_WHAT TO PRODUCE_
Look through the lines below and extract any with the word "content".
╔══
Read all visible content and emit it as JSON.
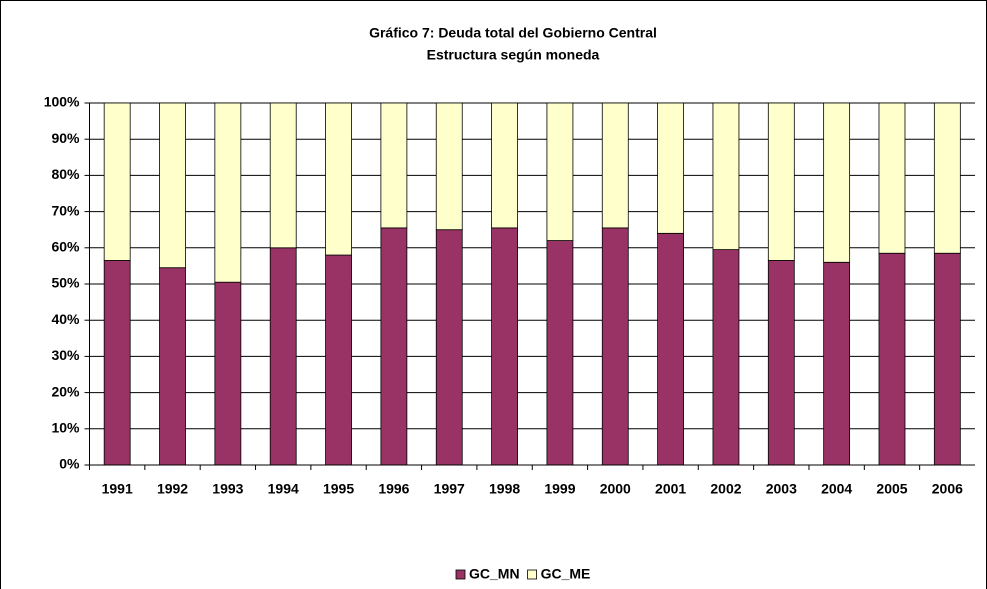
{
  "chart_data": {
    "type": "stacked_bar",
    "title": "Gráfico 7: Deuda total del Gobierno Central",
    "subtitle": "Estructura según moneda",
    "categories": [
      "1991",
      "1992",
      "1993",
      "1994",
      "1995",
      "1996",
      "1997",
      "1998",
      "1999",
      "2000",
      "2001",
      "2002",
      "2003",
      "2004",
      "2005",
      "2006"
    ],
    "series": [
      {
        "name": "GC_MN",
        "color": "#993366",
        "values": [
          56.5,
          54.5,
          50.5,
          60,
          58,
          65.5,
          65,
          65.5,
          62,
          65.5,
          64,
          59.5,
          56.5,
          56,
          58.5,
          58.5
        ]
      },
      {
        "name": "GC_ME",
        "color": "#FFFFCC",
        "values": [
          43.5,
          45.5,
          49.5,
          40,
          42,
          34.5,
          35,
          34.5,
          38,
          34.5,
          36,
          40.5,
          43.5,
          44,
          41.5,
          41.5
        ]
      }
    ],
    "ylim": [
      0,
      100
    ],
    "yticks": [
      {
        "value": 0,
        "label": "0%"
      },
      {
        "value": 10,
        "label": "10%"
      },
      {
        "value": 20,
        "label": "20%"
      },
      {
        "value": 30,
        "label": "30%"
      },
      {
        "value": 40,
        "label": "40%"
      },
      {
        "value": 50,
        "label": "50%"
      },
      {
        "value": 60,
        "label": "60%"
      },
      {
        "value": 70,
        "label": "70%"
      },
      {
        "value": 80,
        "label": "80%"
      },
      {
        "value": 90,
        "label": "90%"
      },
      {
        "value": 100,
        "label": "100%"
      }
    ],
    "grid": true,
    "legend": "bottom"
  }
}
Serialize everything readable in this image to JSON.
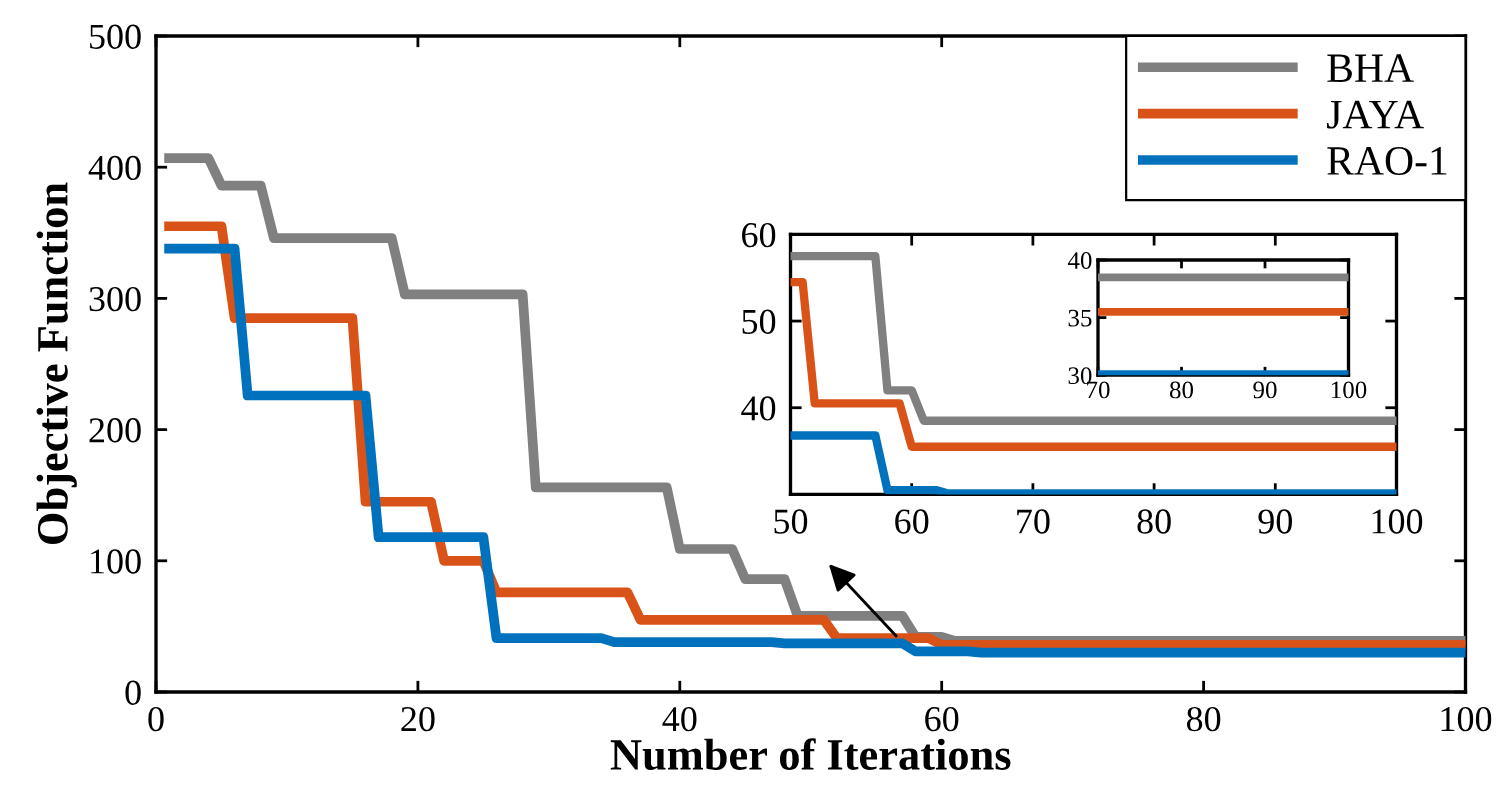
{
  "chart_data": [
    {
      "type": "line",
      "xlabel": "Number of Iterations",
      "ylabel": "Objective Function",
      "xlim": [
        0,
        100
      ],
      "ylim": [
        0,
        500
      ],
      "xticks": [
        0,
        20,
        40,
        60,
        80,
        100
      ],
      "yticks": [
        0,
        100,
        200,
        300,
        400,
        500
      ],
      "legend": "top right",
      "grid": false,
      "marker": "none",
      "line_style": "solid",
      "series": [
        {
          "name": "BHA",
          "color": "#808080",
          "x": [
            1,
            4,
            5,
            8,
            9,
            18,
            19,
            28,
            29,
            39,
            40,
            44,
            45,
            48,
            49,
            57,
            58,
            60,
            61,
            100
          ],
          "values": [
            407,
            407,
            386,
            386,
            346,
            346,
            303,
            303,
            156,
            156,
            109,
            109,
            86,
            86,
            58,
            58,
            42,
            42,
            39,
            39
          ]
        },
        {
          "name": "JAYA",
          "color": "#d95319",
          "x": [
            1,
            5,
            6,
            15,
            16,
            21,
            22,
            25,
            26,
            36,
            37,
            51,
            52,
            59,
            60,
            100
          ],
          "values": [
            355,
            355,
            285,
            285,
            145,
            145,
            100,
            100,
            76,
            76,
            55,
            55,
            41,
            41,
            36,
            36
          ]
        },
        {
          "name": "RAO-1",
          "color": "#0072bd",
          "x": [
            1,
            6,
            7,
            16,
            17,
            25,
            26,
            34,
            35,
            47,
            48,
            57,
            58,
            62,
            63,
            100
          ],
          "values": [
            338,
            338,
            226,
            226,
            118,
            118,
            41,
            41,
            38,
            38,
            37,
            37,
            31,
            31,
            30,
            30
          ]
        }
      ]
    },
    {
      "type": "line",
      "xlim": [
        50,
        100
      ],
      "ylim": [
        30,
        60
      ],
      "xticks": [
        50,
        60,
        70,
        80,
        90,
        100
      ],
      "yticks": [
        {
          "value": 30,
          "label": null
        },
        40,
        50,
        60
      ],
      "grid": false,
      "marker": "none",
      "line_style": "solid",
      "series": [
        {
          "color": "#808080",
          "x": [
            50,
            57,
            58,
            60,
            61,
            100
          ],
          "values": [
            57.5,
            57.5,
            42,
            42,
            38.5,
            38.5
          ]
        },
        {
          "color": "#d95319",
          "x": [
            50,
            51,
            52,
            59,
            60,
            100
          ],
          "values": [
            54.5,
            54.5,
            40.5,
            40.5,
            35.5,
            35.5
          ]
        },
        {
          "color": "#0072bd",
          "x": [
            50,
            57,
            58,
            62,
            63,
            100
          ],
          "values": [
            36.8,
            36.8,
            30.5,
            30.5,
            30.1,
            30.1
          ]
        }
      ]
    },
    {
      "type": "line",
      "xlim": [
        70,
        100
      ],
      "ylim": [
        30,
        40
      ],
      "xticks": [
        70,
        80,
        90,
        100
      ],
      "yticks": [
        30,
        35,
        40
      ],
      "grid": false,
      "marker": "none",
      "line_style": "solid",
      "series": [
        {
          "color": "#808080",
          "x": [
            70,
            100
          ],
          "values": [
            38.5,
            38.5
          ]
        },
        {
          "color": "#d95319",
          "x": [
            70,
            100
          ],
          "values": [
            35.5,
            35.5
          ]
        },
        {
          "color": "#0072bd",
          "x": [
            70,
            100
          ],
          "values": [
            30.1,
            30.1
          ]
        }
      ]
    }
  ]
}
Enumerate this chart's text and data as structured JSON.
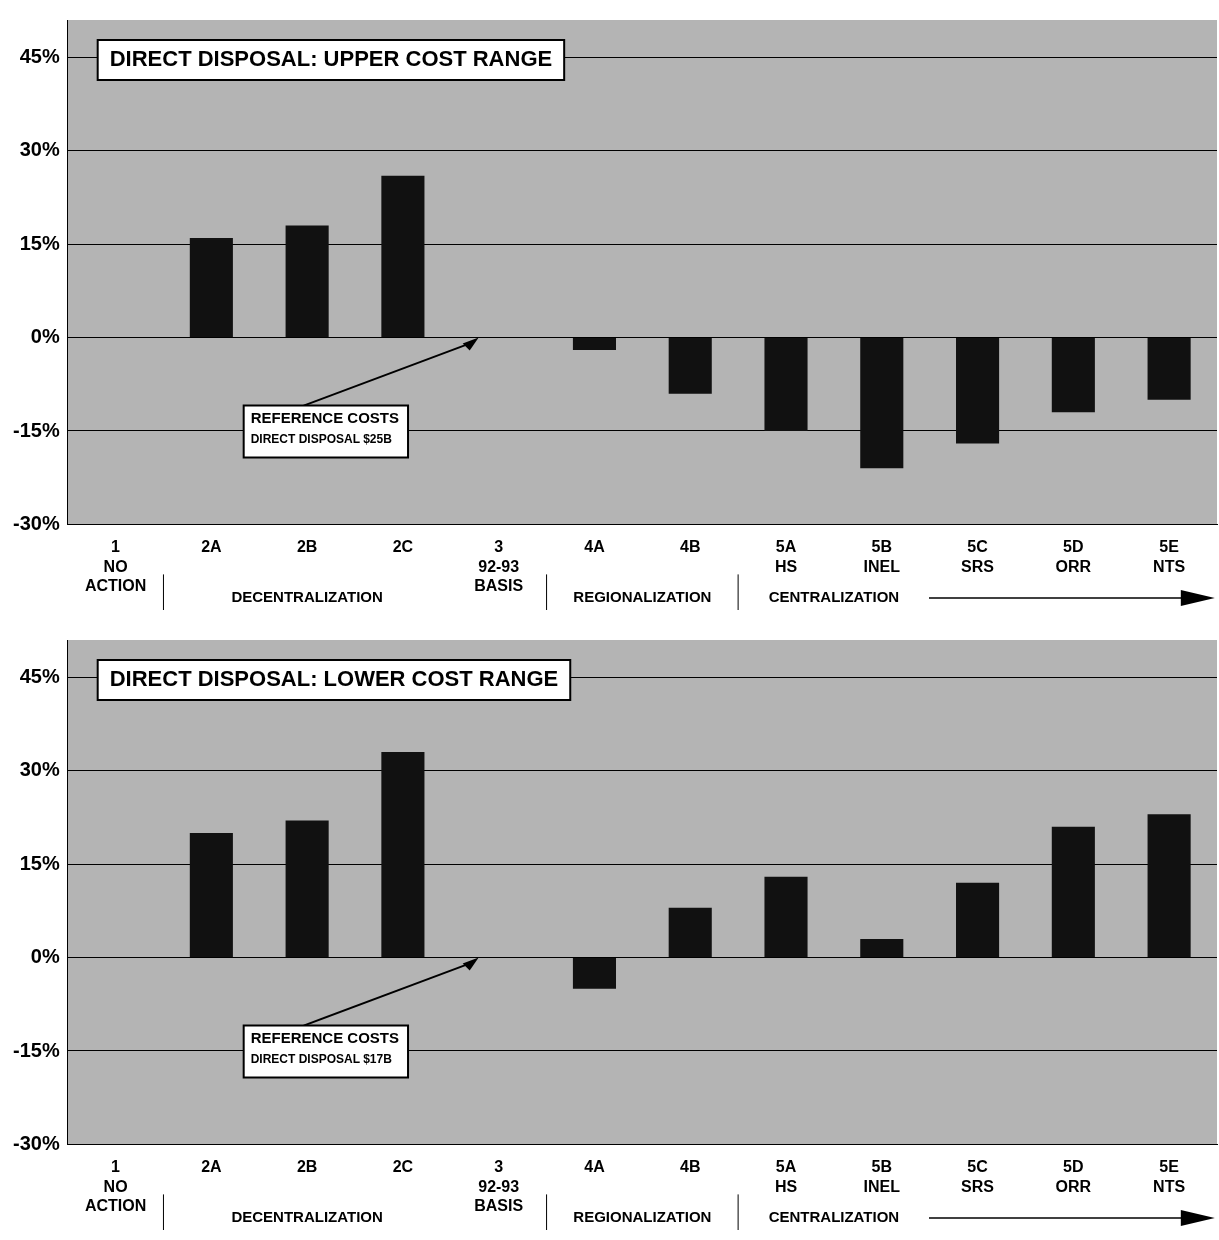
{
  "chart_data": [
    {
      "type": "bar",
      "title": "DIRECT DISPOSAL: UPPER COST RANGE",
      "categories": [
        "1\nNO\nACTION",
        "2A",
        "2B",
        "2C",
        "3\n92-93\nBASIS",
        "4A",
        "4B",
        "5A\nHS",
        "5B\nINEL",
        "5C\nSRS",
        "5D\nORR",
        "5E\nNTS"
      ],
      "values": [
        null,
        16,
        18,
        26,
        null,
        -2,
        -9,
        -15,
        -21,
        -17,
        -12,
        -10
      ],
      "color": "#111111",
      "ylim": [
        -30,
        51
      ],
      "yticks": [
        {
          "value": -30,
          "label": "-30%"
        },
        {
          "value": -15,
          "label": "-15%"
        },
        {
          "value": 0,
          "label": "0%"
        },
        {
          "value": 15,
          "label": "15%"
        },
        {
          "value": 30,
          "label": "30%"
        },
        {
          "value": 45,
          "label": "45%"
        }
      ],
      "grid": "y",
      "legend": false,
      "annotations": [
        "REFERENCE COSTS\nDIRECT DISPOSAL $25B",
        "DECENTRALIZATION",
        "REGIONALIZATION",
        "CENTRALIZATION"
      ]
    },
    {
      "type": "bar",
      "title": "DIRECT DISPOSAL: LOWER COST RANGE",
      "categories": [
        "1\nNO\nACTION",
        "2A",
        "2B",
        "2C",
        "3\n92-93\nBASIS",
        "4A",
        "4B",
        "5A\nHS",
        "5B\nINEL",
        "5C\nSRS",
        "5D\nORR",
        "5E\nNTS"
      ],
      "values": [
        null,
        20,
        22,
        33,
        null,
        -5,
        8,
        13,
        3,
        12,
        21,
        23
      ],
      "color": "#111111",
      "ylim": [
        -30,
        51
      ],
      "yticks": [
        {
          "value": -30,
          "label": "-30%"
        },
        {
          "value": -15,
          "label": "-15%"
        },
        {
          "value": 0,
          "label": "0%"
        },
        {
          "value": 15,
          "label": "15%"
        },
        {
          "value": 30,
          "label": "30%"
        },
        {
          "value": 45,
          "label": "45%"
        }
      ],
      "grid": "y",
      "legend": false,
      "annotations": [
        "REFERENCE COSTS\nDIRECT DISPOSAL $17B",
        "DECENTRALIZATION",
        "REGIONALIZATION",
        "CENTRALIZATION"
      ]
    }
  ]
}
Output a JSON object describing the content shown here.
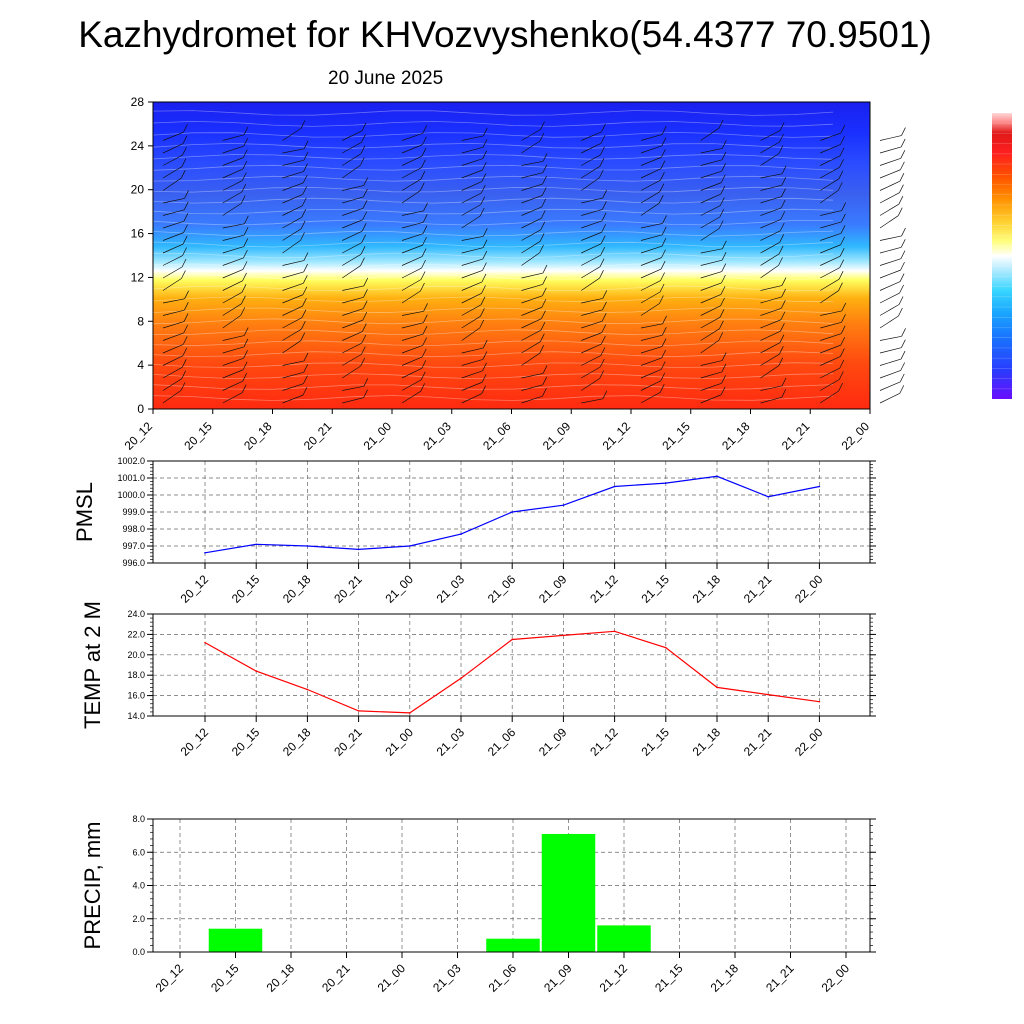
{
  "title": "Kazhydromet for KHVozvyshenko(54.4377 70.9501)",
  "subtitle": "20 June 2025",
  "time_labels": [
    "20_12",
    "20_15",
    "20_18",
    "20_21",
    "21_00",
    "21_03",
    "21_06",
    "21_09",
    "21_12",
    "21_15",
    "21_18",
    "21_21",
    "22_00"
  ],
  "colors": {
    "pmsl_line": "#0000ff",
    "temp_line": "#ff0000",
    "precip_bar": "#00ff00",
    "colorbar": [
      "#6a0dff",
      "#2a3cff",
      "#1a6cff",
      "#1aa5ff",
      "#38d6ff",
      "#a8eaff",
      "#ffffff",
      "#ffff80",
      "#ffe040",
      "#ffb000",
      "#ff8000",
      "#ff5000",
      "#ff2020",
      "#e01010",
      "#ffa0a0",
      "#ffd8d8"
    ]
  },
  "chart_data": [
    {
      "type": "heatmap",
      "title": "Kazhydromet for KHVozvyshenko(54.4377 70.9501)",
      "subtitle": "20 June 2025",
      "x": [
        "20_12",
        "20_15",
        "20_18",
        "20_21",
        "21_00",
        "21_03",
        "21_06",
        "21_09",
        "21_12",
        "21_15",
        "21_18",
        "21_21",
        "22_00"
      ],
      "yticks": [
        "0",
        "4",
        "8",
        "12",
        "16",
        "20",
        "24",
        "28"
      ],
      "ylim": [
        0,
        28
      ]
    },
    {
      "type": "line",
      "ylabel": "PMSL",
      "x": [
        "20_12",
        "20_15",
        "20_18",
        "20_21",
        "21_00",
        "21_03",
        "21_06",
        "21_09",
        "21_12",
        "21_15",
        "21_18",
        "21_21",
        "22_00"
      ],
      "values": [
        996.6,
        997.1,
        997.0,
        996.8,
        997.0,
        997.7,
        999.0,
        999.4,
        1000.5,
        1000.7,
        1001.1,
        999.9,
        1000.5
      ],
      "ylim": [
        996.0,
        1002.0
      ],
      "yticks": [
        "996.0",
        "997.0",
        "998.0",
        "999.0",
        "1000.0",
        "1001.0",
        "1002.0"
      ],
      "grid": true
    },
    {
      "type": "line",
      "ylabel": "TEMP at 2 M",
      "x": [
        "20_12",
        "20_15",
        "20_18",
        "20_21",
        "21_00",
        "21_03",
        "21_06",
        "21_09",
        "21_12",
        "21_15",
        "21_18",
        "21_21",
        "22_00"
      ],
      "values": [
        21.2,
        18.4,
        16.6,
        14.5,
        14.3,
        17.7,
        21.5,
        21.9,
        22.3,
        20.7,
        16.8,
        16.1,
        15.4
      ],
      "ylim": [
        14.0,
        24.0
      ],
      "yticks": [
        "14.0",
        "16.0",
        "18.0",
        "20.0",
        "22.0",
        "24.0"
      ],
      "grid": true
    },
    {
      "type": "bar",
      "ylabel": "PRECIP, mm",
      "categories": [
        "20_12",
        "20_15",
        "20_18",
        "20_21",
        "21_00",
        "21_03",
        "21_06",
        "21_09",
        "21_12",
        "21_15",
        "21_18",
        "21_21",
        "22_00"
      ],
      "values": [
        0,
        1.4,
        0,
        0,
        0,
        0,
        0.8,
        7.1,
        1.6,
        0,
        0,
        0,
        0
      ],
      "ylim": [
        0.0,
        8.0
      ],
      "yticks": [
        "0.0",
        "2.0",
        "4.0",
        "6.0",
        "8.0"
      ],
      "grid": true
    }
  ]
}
╚══
_ANSWER TO THE PROBLEM_
Read all visible content and emit it as JSON.
Output a JSON object describing the content shown here.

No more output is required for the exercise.